WHAT NEEDS TO BE DONE →
Extract all lines that hold "hàng" from the records below.

[Data extracted from a collection]

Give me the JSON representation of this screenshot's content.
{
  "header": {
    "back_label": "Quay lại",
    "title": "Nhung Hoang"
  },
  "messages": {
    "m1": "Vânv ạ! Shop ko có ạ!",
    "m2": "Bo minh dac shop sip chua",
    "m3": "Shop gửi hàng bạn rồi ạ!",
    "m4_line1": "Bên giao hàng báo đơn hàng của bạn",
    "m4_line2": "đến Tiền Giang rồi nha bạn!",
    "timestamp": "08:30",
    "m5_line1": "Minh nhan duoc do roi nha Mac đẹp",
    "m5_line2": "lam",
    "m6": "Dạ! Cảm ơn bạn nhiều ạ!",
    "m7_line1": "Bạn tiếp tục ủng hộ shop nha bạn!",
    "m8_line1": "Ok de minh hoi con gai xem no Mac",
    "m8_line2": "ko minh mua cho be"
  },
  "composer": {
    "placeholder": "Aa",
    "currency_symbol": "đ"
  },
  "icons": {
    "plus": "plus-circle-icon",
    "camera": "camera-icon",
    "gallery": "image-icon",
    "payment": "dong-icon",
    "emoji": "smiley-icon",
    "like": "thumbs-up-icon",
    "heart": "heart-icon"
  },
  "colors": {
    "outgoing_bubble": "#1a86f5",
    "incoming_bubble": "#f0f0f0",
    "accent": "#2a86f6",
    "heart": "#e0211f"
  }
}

TASK RESULT →
    "m3": "Shop gửi hàng bạn rồi ạ!",
    "m4_line1": "Bên giao hàng báo đơn hàng của bạn",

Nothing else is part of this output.